WHAT THE EXERCISE ASKS.
Return the listing below verbatim. Pictures do not belong in the copy.

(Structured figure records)
....

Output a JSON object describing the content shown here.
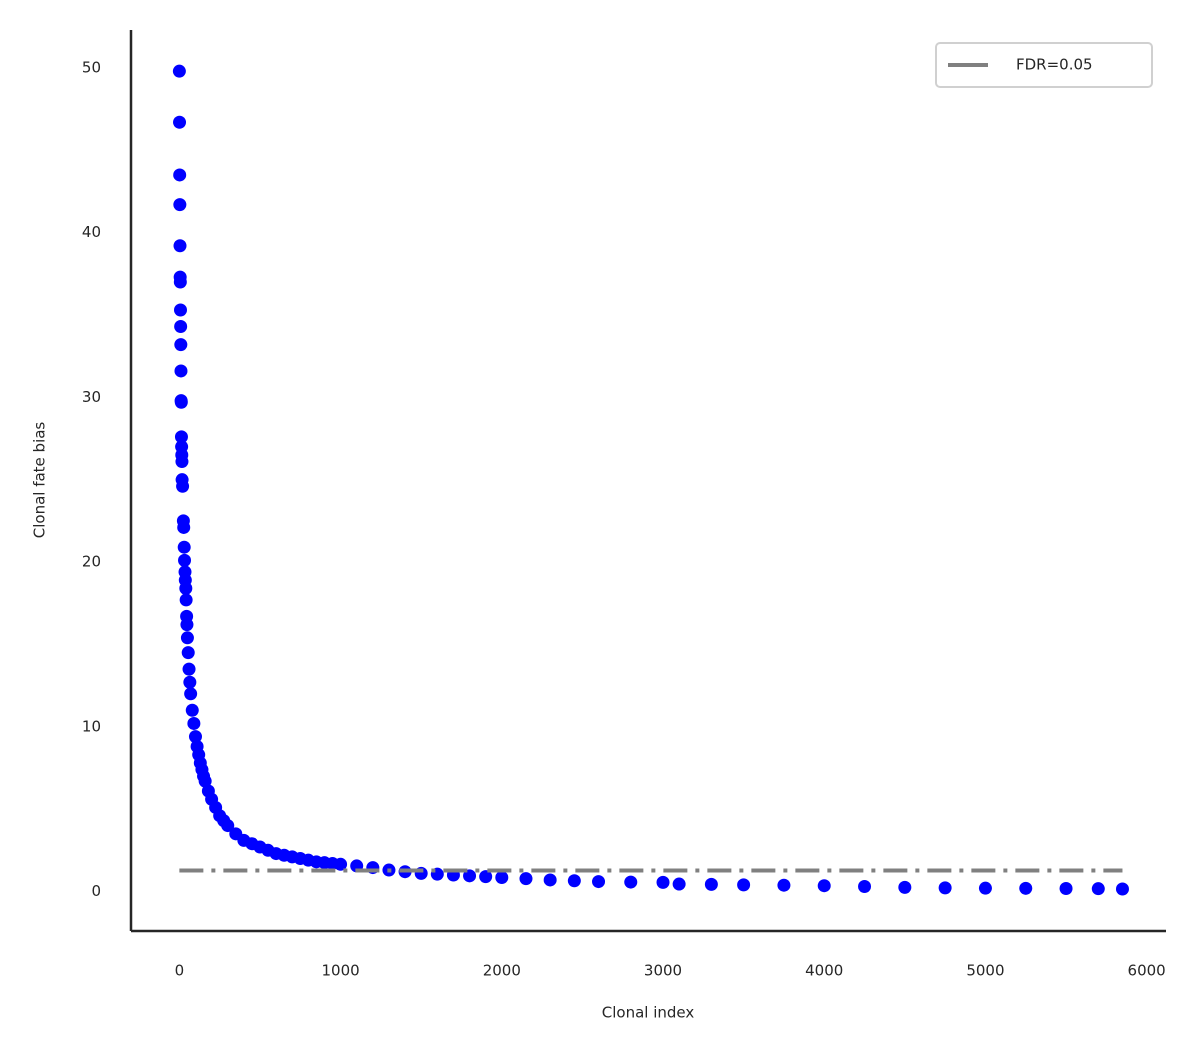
{
  "chart_data": {
    "type": "scatter",
    "xlabel": "Clonal index",
    "ylabel": "Clonal fate bias",
    "series": [
      {
        "color": "#0000ff",
        "x": [
          0,
          1,
          2,
          3,
          4,
          5,
          6,
          7,
          8,
          9,
          10,
          11,
          12,
          13,
          14,
          15,
          16,
          17,
          20,
          25,
          27,
          30,
          32,
          35,
          37,
          40,
          42,
          45,
          47,
          50,
          55,
          60,
          65,
          70,
          80,
          90,
          100,
          110,
          120,
          130,
          140,
          150,
          160,
          180,
          200,
          225,
          250,
          275,
          300,
          350,
          400,
          450,
          500,
          550,
          600,
          650,
          700,
          750,
          800,
          850,
          900,
          950,
          1000,
          1100,
          1200,
          1300,
          1400,
          1500,
          1600,
          1700,
          1800,
          1900,
          2000,
          2150,
          2300,
          2450,
          2600,
          2800,
          3000,
          3100,
          3300,
          3500,
          3750,
          4000,
          4250,
          4500,
          4750,
          5000,
          5250,
          5500,
          5700,
          5850
        ],
        "values": [
          49.8,
          46.7,
          43.5,
          41.7,
          39.2,
          37.3,
          37.0,
          35.3,
          34.3,
          33.2,
          31.6,
          29.8,
          29.7,
          27.6,
          27.0,
          26.5,
          26.1,
          25.0,
          24.6,
          22.5,
          22.1,
          20.9,
          20.1,
          19.4,
          18.9,
          18.4,
          17.7,
          16.7,
          16.2,
          15.4,
          14.5,
          13.5,
          12.7,
          12.0,
          11.0,
          10.2,
          9.4,
          8.8,
          8.3,
          7.8,
          7.4,
          7.0,
          6.7,
          6.1,
          5.6,
          5.1,
          4.6,
          4.3,
          4.0,
          3.5,
          3.1,
          2.9,
          2.7,
          2.5,
          2.3,
          2.2,
          2.1,
          2.0,
          1.9,
          1.8,
          1.75,
          1.7,
          1.65,
          1.55,
          1.45,
          1.3,
          1.2,
          1.1,
          1.05,
          1.0,
          0.95,
          0.9,
          0.85,
          0.78,
          0.7,
          0.65,
          0.6,
          0.57,
          0.55,
          0.45,
          0.43,
          0.4,
          0.38,
          0.35,
          0.3,
          0.25,
          0.22,
          0.2,
          0.19,
          0.18,
          0.17,
          0.15
        ]
      }
    ],
    "hline": {
      "name": "FDR=0.05",
      "y": 1.27,
      "xmin": 0,
      "xmax": 5850,
      "color": "#808080"
    },
    "xlim": [
      -300,
      6120
    ],
    "ylim": [
      -2.4,
      52.3
    ],
    "xticks": [
      0,
      1000,
      2000,
      3000,
      4000,
      5000,
      6000
    ],
    "yticks": [
      0,
      10,
      20,
      30,
      40,
      50
    ],
    "legend": "upper right"
  }
}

....

SOLVED EXERCISE.
Output a JSON object describing the content shown here.
{
  "chart_data": {
    "type": "scatter",
    "xlabel": "Clonal index",
    "ylabel": "Clonal fate bias",
    "series": [
      {
        "color": "#0000ff",
        "x": [
          0,
          1,
          2,
          3,
          4,
          5,
          6,
          7,
          8,
          9,
          10,
          11,
          12,
          13,
          14,
          15,
          16,
          17,
          20,
          25,
          27,
          30,
          32,
          35,
          37,
          40,
          42,
          45,
          47,
          50,
          55,
          60,
          65,
          70,
          80,
          90,
          100,
          110,
          120,
          130,
          140,
          150,
          160,
          180,
          200,
          225,
          250,
          275,
          300,
          350,
          400,
          450,
          500,
          550,
          600,
          650,
          700,
          750,
          800,
          850,
          900,
          950,
          1000,
          1100,
          1200,
          1300,
          1400,
          1500,
          1600,
          1700,
          1800,
          1900,
          2000,
          2150,
          2300,
          2450,
          2600,
          2800,
          3000,
          3100,
          3300,
          3500,
          3750,
          4000,
          4250,
          4500,
          4750,
          5000,
          5250,
          5500,
          5700,
          5850
        ],
        "values": [
          49.8,
          46.7,
          43.5,
          41.7,
          39.2,
          37.3,
          37.0,
          35.3,
          34.3,
          33.2,
          31.6,
          29.8,
          29.7,
          27.6,
          27.0,
          26.5,
          26.1,
          25.0,
          24.6,
          22.5,
          22.1,
          20.9,
          20.1,
          19.4,
          18.9,
          18.4,
          17.7,
          16.7,
          16.2,
          15.4,
          14.5,
          13.5,
          12.7,
          12.0,
          11.0,
          10.2,
          9.4,
          8.8,
          8.3,
          7.8,
          7.4,
          7.0,
          6.7,
          6.1,
          5.6,
          5.1,
          4.6,
          4.3,
          4.0,
          3.5,
          3.1,
          2.9,
          2.7,
          2.5,
          2.3,
          2.2,
          2.1,
          2.0,
          1.9,
          1.8,
          1.75,
          1.7,
          1.65,
          1.55,
          1.45,
          1.3,
          1.2,
          1.1,
          1.05,
          1.0,
          0.95,
          0.9,
          0.85,
          0.78,
          0.7,
          0.65,
          0.6,
          0.57,
          0.55,
          0.45,
          0.43,
          0.4,
          0.38,
          0.35,
          0.3,
          0.25,
          0.22,
          0.2,
          0.19,
          0.18,
          0.17,
          0.15
        ]
      }
    ],
    "hline": {
      "name": "FDR=0.05",
      "y": 1.27,
      "xmin": 0,
      "xmax": 5850,
      "color": "#808080"
    },
    "xlim": [
      -300,
      6120
    ],
    "ylim": [
      -2.4,
      52.3
    ],
    "xticks": [
      0,
      1000,
      2000,
      3000,
      4000,
      5000,
      6000
    ],
    "yticks": [
      0,
      10,
      20,
      30,
      40,
      50
    ],
    "legend": "upper right"
  }
}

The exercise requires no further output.